● Requirements: Write out the data again in full, exactly as it reads.

● Information provided:
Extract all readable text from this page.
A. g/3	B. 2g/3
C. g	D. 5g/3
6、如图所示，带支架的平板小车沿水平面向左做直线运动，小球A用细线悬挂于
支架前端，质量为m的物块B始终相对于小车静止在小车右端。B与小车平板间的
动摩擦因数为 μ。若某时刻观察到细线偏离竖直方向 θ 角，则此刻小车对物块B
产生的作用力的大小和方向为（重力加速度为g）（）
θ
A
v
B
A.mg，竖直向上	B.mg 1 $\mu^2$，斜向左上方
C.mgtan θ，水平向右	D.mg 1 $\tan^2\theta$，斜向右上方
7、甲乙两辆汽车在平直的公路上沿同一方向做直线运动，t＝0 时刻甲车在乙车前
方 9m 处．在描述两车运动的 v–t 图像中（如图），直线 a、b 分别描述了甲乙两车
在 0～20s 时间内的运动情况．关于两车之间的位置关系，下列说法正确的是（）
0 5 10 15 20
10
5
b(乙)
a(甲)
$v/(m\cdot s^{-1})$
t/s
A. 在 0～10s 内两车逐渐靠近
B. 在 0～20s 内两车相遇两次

● Task answer:
Extract all readable text from this page.
A. g/3	B. 2g/3
C. g	D. 5g/3
6、如图所示，带支架的平板小车沿水平面向左做直线运动，小球A用细线悬挂于
支架前端，质量为m的物块B始终相对于小车静止在小车右端。B与小车平板间的
动摩擦因数为 μ。若某时刻观察到细线偏离竖直方向 θ 角，则此刻小车对物块B
产生的作用力的大小和方向为（重力加速度为g）（）
θ
A
v
B
A.mg，竖直向上	B.mg 1 $\mu^2$，斜向左上方
C.mgtan θ，水平向右	D.mg 1 $\tan^2\theta$，斜向右上方
7、甲乙两辆汽车在平直的公路上沿同一方向做直线运动，t＝0 时刻甲车在乙车前
方 9m 处．在描述两车运动的 v–t 图像中（如图），直线 a、b 分别描述了甲乙两车
在 0～20s 时间内的运动情况．关于两车之间的位置关系，下列说法正确的是（）
0 5 10 15 20
10
5
b(乙)
a(甲)
$v/(m\cdot s^{-1})$
t/s
A. 在 0～10s 内两车逐渐靠近
B. 在 0～20s 内两车相遇两次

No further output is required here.